- Objective
In this exercise, return the whole listing exactly, excluding any images.

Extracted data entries
(begin)

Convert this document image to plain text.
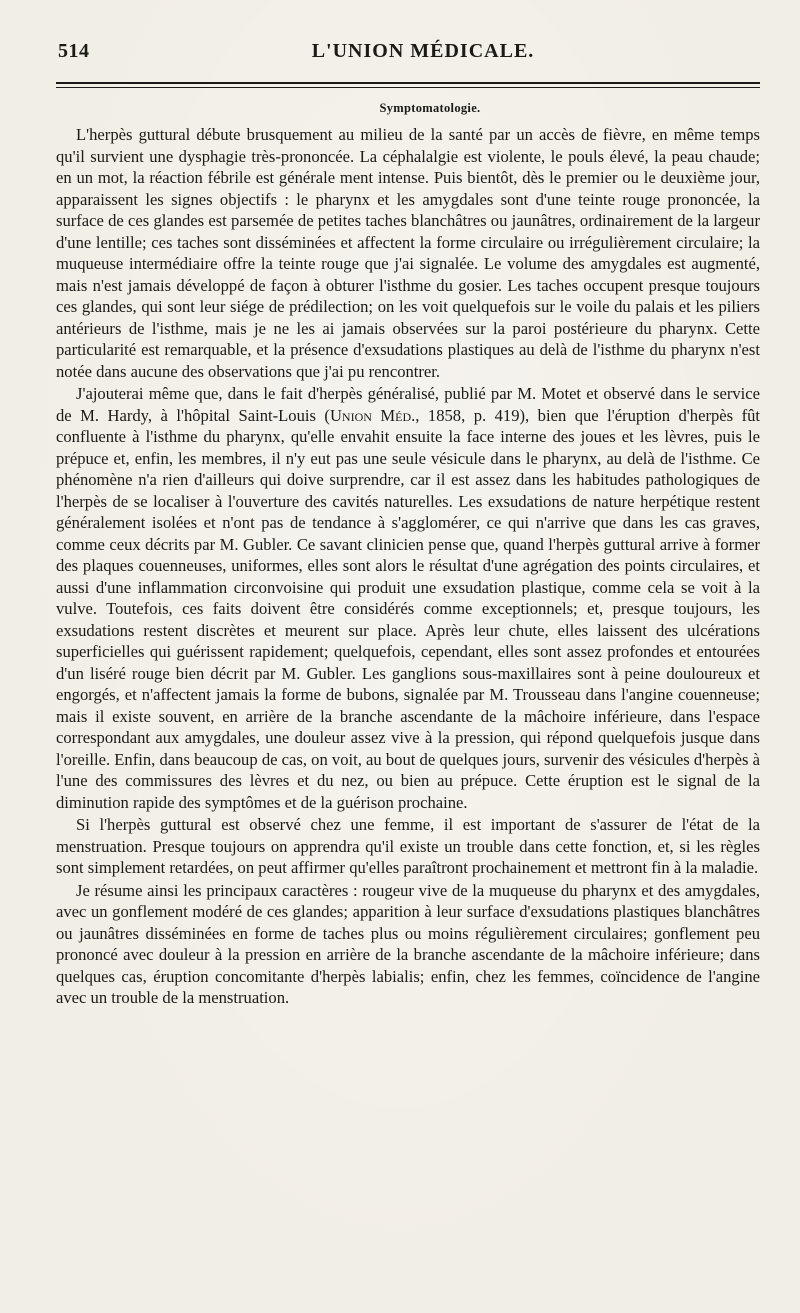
514	L'UNION MÉDICALE.
Symptomatologie.

L'herpès guttural débute brusquement au milieu de la santé par un accès de fièvre, en même temps qu'il survient une dysphagie très-prononcée. La céphalalgie est violente, le pouls élevé, la peau chaude; en un mot, la réaction fébrile est générale ment intense. Puis bientôt, dès le premier ou le deuxième jour, apparaissent les signes objectifs : le pharynx et les amygdales sont d'une teinte rouge prononcée, la surface de ces glandes est parsemée de petites taches blanchâtres ou jaunâtres, ordinairement de la largeur d'une lentille; ces taches sont disséminées et affectent la forme circulaire ou irrégulièrement circulaire; la muqueuse intermédiaire offre la teinte rouge que j'ai signalée. Le volume des amygdales est augmenté, mais n'est jamais développé de façon à obturer l'isthme du gosier. Les taches occupent presque toujours ces glandes, qui sont leur siége de prédilection; on les voit quelquefois sur le voile du palais et les piliers antérieurs de l'isthme, mais je ne les ai jamais observées sur la paroi postérieure du pharynx. Cette particularité est remarquable, et la présence d'exsudations plastiques au delà de l'isthme du pharynx n'est notée dans aucune des observations que j'ai pu rencontrer.

J'ajouterai même que, dans le fait d'herpès généralisé, publié par M. Motet et observé dans le service de M. Hardy, à l'hôpital Saint-Louis (Union Méd., 1858, p. 419), bien que l'éruption d'herpès fût confluente à l'isthme du pharynx, qu'elle envahit ensuite la face interne des joues et les lèvres, puis le prépuce et, enfin, les membres, il n'y eut pas une seule vésicule dans le pharynx, au delà de l'isthme. Ce phénomène n'a rien d'ailleurs qui doive surprendre, car il est assez dans les habitudes pathologiques de l'herpès de se localiser à l'ouverture des cavités naturelles. Les exsudations de nature herpétique restent généralement isolées et n'ont pas de tendance à s'agglomérer, ce qui n'arrive que dans les cas graves, comme ceux décrits par M. Gubler. Ce savant clinicien pense que, quand l'herpès guttural arrive à former des plaques couenneuses, uniformes, elles sont alors le résultat d'une agrégation des points circulaires, et aussi d'une inflammation circonvoisine qui produit une exsudation plastique, comme cela se voit à la vulve. Toutefois, ces faits doivent être considérés comme exceptionnels; et, presque toujours, les exsudations restent discrètes et meurent sur place. Après leur chute, elles laissent des ulcérations superficielles qui guérissent rapidement; quelquefois, cependant, elles sont assez profondes et entourées d'un liséré rouge bien décrit par M. Gubler. Les ganglions sous-maxillaires sont à peine douloureux et engorgés, et n'affectent jamais la forme de bubons, signalée par M. Trousseau dans l'angine couenneuse; mais il existe souvent, en arrière de la branche ascendante de la mâchoire inférieure, dans l'espace correspondant aux amygdales, une douleur assez vive à la pression, qui répond quelquefois jusque dans l'oreille. Enfin, dans beaucoup de cas, on voit, au bout de quelques jours, survenir des vésicules d'herpès à l'une des commissures des lèvres et du nez, ou bien au prépuce. Cette éruption est le signal de la diminution rapide des symptômes et de la guérison prochaine.

Si l'herpès guttural est observé chez une femme, il est important de s'assurer de l'état de la menstruation. Presque toujours on apprendra qu'il existe un trouble dans cette fonction, et, si les règles sont simplement retardées, on peut affirmer qu'elles paraîtront prochainement et mettront fin à la maladie.

Je résume ainsi les principaux caractères : rougeur vive de la muqueuse du pharynx et des amygdales, avec un gonflement modéré de ces glandes; apparition à leur surface d'exsudations plastiques blanchâtres ou jaunâtres disséminées en forme de taches plus ou moins régulièrement circulaires; gonflement peu prononcé avec douleur à la pression en arrière de la branche ascendante de la mâchoire inférieure; dans quelques cas, éruption concomitante d'herpès labialis; enfin, chez les femmes, coïncidence de l'angine avec un trouble de la menstruation.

(end)

- The output
Convert this document image to plain text.
514	L'UNION MÉDICALE.
Symptomatologie.

L'herpès guttural débute brusquement au milieu de la santé par un accès de fièvre, en même temps qu'il survient une dysphagie très-prononcée. La céphalalgie est violente, le pouls élevé, la peau chaude; en un mot, la réaction fébrile est générale ment intense. Puis bientôt, dès le premier ou le deuxième jour, apparaissent les signes objectifs : le pharynx et les amygdales sont d'une teinte rouge prononcée, la surface de ces glandes est parsemée de petites taches blanchâtres ou jaunâtres, ordinairement de la largeur d'une lentille; ces taches sont disséminées et affectent la forme circulaire ou irrégulièrement circulaire; la muqueuse intermédiaire offre la teinte rouge que j'ai signalée. Le volume des amygdales est augmenté, mais n'est jamais développé de façon à obturer l'isthme du gosier. Les taches occupent presque toujours ces glandes, qui sont leur siége de prédilection; on les voit quelquefois sur le voile du palais et les piliers antérieurs de l'isthme, mais je ne les ai jamais observées sur la paroi postérieure du pharynx. Cette particularité est remarquable, et la présence d'exsudations plastiques au delà de l'isthme du pharynx n'est notée dans aucune des observations que j'ai pu rencontrer.

J'ajouterai même que, dans le fait d'herpès généralisé, publié par M. Motet et observé dans le service de M. Hardy, à l'hôpital Saint-Louis (Union Méd., 1858, p. 419), bien que l'éruption d'herpès fût confluente à l'isthme du pharynx, qu'elle envahit ensuite la face interne des joues et les lèvres, puis le prépuce et, enfin, les membres, il n'y eut pas une seule vésicule dans le pharynx, au delà de l'isthme. Ce phénomène n'a rien d'ailleurs qui doive surprendre, car il est assez dans les habitudes pathologiques de l'herpès de se localiser à l'ouverture des cavités naturelles. Les exsudations de nature herpétique restent généralement isolées et n'ont pas de tendance à s'agglomérer, ce qui n'arrive que dans les cas graves, comme ceux décrits par M. Gubler. Ce savant clinicien pense que, quand l'herpès guttural arrive à former des plaques couenneuses, uniformes, elles sont alors le résultat d'une agrégation des points circulaires, et aussi d'une inflammation circonvoisine qui produit une exsudation plastique, comme cela se voit à la vulve. Toutefois, ces faits doivent être considérés comme exceptionnels; et, presque toujours, les exsudations restent discrètes et meurent sur place. Après leur chute, elles laissent des ulcérations superficielles qui guérissent rapidement; quelquefois, cependant, elles sont assez profondes et entourées d'un liséré rouge bien décrit par M. Gubler. Les ganglions sous-maxillaires sont à peine douloureux et engorgés, et n'affectent jamais la forme de bubons, signalée par M. Trousseau dans l'angine couenneuse; mais il existe souvent, en arrière de la branche ascendante de la mâchoire inférieure, dans l'espace correspondant aux amygdales, une douleur assez vive à la pression, qui répond quelquefois jusque dans l'oreille. Enfin, dans beaucoup de cas, on voit, au bout de quelques jours, survenir des vésicules d'herpès à l'une des commissures des lèvres et du nez, ou bien au prépuce. Cette éruption est le signal de la diminution rapide des symptômes et de la guérison prochaine.

Si l'herpès guttural est observé chez une femme, il est important de s'assurer de l'état de la menstruation. Presque toujours on apprendra qu'il existe un trouble dans cette fonction, et, si les règles sont simplement retardées, on peut affirmer qu'elles paraîtront prochainement et mettront fin à la maladie.

Je résume ainsi les principaux caractères : rougeur vive de la muqueuse du pharynx et des amygdales, avec un gonflement modéré de ces glandes; apparition à leur surface d'exsudations plastiques blanchâtres ou jaunâtres disséminées en forme de taches plus ou moins régulièrement circulaires; gonflement peu prononcé avec douleur à la pression en arrière de la branche ascendante de la mâchoire inférieure; dans quelques cas, éruption concomitante d'herpès labialis; enfin, chez les femmes, coïncidence de l'angine avec un trouble de la menstruation.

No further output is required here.